→ Task description: Find every line containing the word "üretim" and report the count, nothing more.
◇ ◇ ◇ ◇
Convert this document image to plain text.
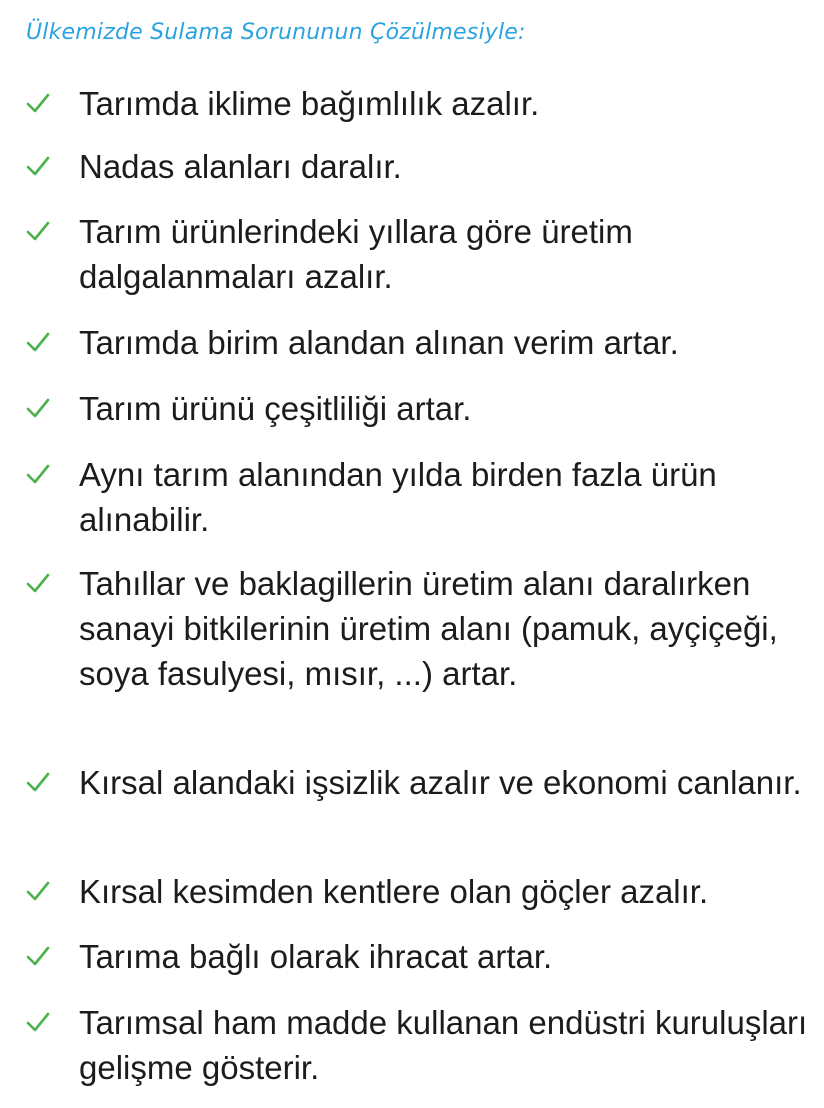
Ülkemizde Sulama Sorununun Çözülmesiyle:
Tarımda iklime bağımlılık azalır.
Nadas alanları daralır.
Tarım ürünlerindeki yıllara göre üretim dalgalanmaları azalır.
Tarımda birim alandan alınan verim artar.
Tarım ürünü çeşitliliği artar.
Aynı tarım alanından yılda birden fazla ürün alınabilir.
Tahıllar ve baklagillerin üretim alanı daralırken sanayi bitkilerinin üretim alanı (pamuk, ayçiçeği, soya fasulyesi, mısır, ...) artar.
Kırsal alandaki işsizlik azalır ve ekonomi canlanır.
Kırsal kesimden kentlere olan göçler azalır.
Tarıma bağlı olarak ihracat artar.
Tarımsal ham madde kullanan endüstri kuruluşları gelişme gösterir.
◇ ◇ ◇ ◇
→ Response below: 2